• EXERCISE:
Return every entry exactly as written.
**** RECORDS FOR THIS EXERCISE ****
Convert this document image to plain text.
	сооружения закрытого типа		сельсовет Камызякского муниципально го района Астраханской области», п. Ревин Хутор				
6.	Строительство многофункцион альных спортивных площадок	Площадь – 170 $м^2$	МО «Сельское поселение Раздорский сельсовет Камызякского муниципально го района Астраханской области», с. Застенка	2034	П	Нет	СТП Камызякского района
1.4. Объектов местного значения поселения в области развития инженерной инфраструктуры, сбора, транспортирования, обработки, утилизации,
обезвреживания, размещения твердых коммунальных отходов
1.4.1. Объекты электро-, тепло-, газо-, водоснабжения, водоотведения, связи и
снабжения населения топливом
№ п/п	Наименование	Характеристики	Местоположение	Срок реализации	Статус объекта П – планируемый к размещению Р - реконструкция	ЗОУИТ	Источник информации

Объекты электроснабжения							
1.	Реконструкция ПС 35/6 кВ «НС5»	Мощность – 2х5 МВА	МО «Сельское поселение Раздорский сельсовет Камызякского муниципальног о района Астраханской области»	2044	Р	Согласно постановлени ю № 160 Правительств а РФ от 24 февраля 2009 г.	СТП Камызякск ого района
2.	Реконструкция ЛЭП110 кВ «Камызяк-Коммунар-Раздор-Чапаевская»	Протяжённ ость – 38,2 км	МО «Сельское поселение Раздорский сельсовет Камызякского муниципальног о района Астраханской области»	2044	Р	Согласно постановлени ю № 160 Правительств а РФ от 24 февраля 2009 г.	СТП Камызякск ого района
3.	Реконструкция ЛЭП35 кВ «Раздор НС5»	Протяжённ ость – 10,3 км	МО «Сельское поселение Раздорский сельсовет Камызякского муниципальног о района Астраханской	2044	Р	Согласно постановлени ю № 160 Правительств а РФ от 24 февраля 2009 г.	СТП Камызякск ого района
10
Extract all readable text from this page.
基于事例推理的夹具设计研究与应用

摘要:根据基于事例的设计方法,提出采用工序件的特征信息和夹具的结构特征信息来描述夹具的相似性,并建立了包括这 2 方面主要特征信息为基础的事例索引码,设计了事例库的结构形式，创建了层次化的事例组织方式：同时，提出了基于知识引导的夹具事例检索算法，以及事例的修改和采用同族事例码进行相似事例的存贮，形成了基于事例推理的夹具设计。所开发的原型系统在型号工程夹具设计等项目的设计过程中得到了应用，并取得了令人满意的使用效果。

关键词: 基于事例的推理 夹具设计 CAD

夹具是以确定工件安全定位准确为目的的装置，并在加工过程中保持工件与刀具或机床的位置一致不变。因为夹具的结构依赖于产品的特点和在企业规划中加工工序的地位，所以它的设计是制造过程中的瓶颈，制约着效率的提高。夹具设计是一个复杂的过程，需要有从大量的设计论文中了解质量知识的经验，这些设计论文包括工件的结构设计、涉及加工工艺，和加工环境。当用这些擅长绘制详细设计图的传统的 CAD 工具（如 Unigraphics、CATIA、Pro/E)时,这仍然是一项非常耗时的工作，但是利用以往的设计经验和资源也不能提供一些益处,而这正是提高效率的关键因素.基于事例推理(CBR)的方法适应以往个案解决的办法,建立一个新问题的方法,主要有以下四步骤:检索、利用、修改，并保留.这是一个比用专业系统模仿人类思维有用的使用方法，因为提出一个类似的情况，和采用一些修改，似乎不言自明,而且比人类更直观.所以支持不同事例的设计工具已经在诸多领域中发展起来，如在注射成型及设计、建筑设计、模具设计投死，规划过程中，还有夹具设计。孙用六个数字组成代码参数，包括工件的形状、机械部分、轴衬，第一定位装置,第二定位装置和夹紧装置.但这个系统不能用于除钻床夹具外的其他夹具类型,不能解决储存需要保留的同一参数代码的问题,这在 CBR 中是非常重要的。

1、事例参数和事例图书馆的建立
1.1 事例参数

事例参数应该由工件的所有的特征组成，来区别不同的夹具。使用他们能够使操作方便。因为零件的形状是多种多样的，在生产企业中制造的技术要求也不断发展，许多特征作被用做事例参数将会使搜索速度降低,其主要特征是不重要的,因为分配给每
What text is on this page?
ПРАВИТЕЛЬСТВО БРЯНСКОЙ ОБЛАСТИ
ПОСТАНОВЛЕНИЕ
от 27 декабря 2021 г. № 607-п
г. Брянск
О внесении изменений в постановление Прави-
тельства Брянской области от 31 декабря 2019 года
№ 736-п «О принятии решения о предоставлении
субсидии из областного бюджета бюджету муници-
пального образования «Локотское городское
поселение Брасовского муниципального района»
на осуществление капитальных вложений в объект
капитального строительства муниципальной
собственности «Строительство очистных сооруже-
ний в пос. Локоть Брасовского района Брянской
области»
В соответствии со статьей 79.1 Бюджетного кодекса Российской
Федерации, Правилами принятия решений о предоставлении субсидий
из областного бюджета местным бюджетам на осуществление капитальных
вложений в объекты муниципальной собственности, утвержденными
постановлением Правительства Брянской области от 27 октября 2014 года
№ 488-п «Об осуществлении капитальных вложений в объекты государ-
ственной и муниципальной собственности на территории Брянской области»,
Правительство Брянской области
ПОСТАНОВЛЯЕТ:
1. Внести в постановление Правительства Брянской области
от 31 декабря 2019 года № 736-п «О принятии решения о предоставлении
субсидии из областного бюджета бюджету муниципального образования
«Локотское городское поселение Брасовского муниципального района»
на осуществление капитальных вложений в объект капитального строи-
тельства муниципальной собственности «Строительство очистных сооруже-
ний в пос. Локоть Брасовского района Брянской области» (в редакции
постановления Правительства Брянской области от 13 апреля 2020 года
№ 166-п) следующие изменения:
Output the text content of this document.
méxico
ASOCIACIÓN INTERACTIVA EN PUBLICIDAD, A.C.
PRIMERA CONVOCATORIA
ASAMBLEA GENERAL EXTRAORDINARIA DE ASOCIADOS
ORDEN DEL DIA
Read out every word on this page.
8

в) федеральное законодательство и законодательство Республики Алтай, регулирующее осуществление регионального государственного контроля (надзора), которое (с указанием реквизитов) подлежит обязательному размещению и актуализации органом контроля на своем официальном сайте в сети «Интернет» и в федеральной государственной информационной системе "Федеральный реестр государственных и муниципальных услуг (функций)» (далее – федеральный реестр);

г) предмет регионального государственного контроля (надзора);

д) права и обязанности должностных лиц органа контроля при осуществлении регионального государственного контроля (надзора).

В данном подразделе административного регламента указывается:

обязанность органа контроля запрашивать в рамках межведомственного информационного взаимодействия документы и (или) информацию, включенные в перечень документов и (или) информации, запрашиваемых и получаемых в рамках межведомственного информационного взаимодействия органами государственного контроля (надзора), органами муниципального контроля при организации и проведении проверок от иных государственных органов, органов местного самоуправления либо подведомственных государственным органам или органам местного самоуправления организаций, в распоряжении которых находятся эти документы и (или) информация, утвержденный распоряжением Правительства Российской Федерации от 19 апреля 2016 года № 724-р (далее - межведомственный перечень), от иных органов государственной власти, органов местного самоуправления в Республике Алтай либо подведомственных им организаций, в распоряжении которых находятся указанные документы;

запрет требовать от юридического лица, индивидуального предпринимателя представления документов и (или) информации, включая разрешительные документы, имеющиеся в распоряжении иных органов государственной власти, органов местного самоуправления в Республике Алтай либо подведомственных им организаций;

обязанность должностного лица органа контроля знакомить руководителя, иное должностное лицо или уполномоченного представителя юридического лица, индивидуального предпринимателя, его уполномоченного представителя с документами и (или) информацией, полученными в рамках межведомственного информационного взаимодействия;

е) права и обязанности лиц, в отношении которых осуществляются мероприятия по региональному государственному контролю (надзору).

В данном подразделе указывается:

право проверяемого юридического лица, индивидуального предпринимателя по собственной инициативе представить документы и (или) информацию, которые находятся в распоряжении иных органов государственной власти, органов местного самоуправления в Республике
****
• COMPLETED TASK:
Convert this document image to plain text.
	сооружения закрытого типа		сельсовет Камызякского муниципально го района Астраханской области», п. Ревин Хутор				
6.	Строительство многофункцион альных спортивных площадок	Площадь – 170 $м^2$	МО «Сельское поселение Раздорский сельсовет Камызякского муниципально го района Астраханской области», с. Застенка	2034	П	Нет	СТП Камызякского района
1.4. Объектов местного значения поселения в области развития инженерной инфраструктуры, сбора, транспортирования, обработки, утилизации,
обезвреживания, размещения твердых коммунальных отходов
1.4.1. Объекты электро-, тепло-, газо-, водоснабжения, водоотведения, связи и
снабжения населения топливом
№ п/п	Наименование	Характеристики	Местоположение	Срок реализации	Статус объекта П – планируемый к размещению Р - реконструкция	ЗОУИТ	Источник информации

Объекты электроснабжения							
1.	Реконструкция ПС 35/6 кВ «НС5»	Мощность – 2х5 МВА	МО «Сельское поселение Раздорский сельсовет Камызякского муниципальног о района Астраханской области»	2044	Р	Согласно постановлени ю № 160 Правительств а РФ от 24 февраля 2009 г.	СТП Камызякск ого района
2.	Реконструкция ЛЭП110 кВ «Камызяк-Коммунар-Раздор-Чапаевская»	Протяжённ ость – 38,2 км	МО «Сельское поселение Раздорский сельсовет Камызякского муниципальног о района Астраханской области»	2044	Р	Согласно постановлени ю № 160 Правительств а РФ от 24 февраля 2009 г.	СТП Камызякск ого района
3.	Реконструкция ЛЭП35 кВ «Раздор НС5»	Протяжённ ость – 10,3 км	МО «Сельское поселение Раздорский сельсовет Камызякского муниципальног о района Астраханской	2044	Р	Согласно постановлени ю № 160 Правительств а РФ от 24 февраля 2009 г.	СТП Камызякск ого района
10
Extract all readable text from this page.
基于事例推理的夹具设计研究与应用

摘要:根据基于事例的设计方法,提出采用工序件的特征信息和夹具的结构特征信息来描述夹具的相似性,并建立了包括这 2 方面主要特征信息为基础的事例索引码,设计了事例库的结构形式，创建了层次化的事例组织方式：同时，提出了基于知识引导的夹具事例检索算法，以及事例的修改和采用同族事例码进行相似事例的存贮，形成了基于事例推理的夹具设计。所开发的原型系统在型号工程夹具设计等项目的设计过程中得到了应用，并取得了令人满意的使用效果。

关键词: 基于事例的推理 夹具设计 CAD

夹具是以确定工件安全定位准确为目的的装置，并在加工过程中保持工件与刀具或机床的位置一致不变。因为夹具的结构依赖于产品的特点和在企业规划中加工工序的地位，所以它的设计是制造过程中的瓶颈，制约着效率的提高。夹具设计是一个复杂的过程，需要有从大量的设计论文中了解质量知识的经验，这些设计论文包括工件的结构设计、涉及加工工艺，和加工环境。当用这些擅长绘制详细设计图的传统的 CAD 工具（如 Unigraphics、CATIA、Pro/E)时,这仍然是一项非常耗时的工作，但是利用以往的设计经验和资源也不能提供一些益处,而这正是提高效率的关键因素.基于事例推理(CBR)的方法适应以往个案解决的办法,建立一个新问题的方法,主要有以下四步骤:检索、利用、修改，并保留.这是一个比用专业系统模仿人类思维有用的使用方法，因为提出一个类似的情况，和采用一些修改，似乎不言自明,而且比人类更直观.所以支持不同事例的设计工具已经在诸多领域中发展起来，如在注射成型及设计、建筑设计、模具设计投死，规划过程中，还有夹具设计。孙用六个数字组成代码参数，包括工件的形状、机械部分、轴衬，第一定位装置,第二定位装置和夹紧装置.但这个系统不能用于除钻床夹具外的其他夹具类型,不能解决储存需要保留的同一参数代码的问题,这在 CBR 中是非常重要的。

1、事例参数和事例图书馆的建立
1.1 事例参数

事例参数应该由工件的所有的特征组成，来区别不同的夹具。使用他们能够使操作方便。因为零件的形状是多种多样的，在生产企业中制造的技术要求也不断发展，许多特征作被用做事例参数将会使搜索速度降低,其主要特征是不重要的,因为分配给每
What text is on this page?
ПРАВИТЕЛЬСТВО БРЯНСКОЙ ОБЛАСТИ
ПОСТАНОВЛЕНИЕ
от 27 декабря 2021 г. № 607-п
г. Брянск
О внесении изменений в постановление Прави-
тельства Брянской области от 31 декабря 2019 года
№ 736-п «О принятии решения о предоставлении
субсидии из областного бюджета бюджету муници-
пального образования «Локотское городское
поселение Брасовского муниципального района»
на осуществление капитальных вложений в объект
капитального строительства муниципальной
собственности «Строительство очистных сооруже-
ний в пос. Локоть Брасовского района Брянской
области»
В соответствии со статьей 79.1 Бюджетного кодекса Российской
Федерации, Правилами принятия решений о предоставлении субсидий
из областного бюджета местным бюджетам на осуществление капитальных
вложений в объекты муниципальной собственности, утвержденными
постановлением Правительства Брянской области от 27 октября 2014 года
№ 488-п «Об осуществлении капитальных вложений в объекты государ-
ственной и муниципальной собственности на территории Брянской области»,
Правительство Брянской области
ПОСТАНОВЛЯЕТ:
1. Внести в постановление Правительства Брянской области
от 31 декабря 2019 года № 736-п «О принятии решения о предоставлении
субсидии из областного бюджета бюджету муниципального образования
«Локотское городское поселение Брасовского муниципального района»
на осуществление капитальных вложений в объект капитального строи-
тельства муниципальной собственности «Строительство очистных сооруже-
ний в пос. Локоть Брасовского района Брянской области» (в редакции
постановления Правительства Брянской области от 13 апреля 2020 года
№ 166-п) следующие изменения:
Output the text content of this document.
méxico
ASOCIACIÓN INTERACTIVA EN PUBLICIDAD, A.C.
PRIMERA CONVOCATORIA
ASAMBLEA GENERAL EXTRAORDINARIA DE ASOCIADOS
ORDEN DEL DIA
Read out every word on this page.
8

в) федеральное законодательство и законодательство Республики Алтай, регулирующее осуществление регионального государственного контроля (надзора), которое (с указанием реквизитов) подлежит обязательному размещению и актуализации органом контроля на своем официальном сайте в сети «Интернет» и в федеральной государственной информационной системе "Федеральный реестр государственных и муниципальных услуг (функций)» (далее – федеральный реестр);

г) предмет регионального государственного контроля (надзора);

д) права и обязанности должностных лиц органа контроля при осуществлении регионального государственного контроля (надзора).

В данном подразделе административного регламента указывается:

обязанность органа контроля запрашивать в рамках межведомственного информационного взаимодействия документы и (или) информацию, включенные в перечень документов и (или) информации, запрашиваемых и получаемых в рамках межведомственного информационного взаимодействия органами государственного контроля (надзора), органами муниципального контроля при организации и проведении проверок от иных государственных органов, органов местного самоуправления либо подведомственных государственным органам или органам местного самоуправления организаций, в распоряжении которых находятся эти документы и (или) информация, утвержденный распоряжением Правительства Российской Федерации от 19 апреля 2016 года № 724-р (далее - межведомственный перечень), от иных органов государственной власти, органов местного самоуправления в Республике Алтай либо подведомственных им организаций, в распоряжении которых находятся указанные документы;

запрет требовать от юридического лица, индивидуального предпринимателя представления документов и (или) информации, включая разрешительные документы, имеющиеся в распоряжении иных органов государственной власти, органов местного самоуправления в Республике Алтай либо подведомственных им организаций;

обязанность должностного лица органа контроля знакомить руководителя, иное должностное лицо или уполномоченного представителя юридического лица, индивидуального предпринимателя, его уполномоченного представителя с документами и (или) информацией, полученными в рамках межведомственного информационного взаимодействия;

е) права и обязанности лиц, в отношении которых осуществляются мероприятия по региональному государственному контролю (надзору).

В данном подразделе указывается:

право проверяемого юридического лица, индивидуального предпринимателя по собственной инициативе представить документы и (или) информацию, которые находятся в распоряжении иных органов государственной власти, органов местного самоуправления в Республике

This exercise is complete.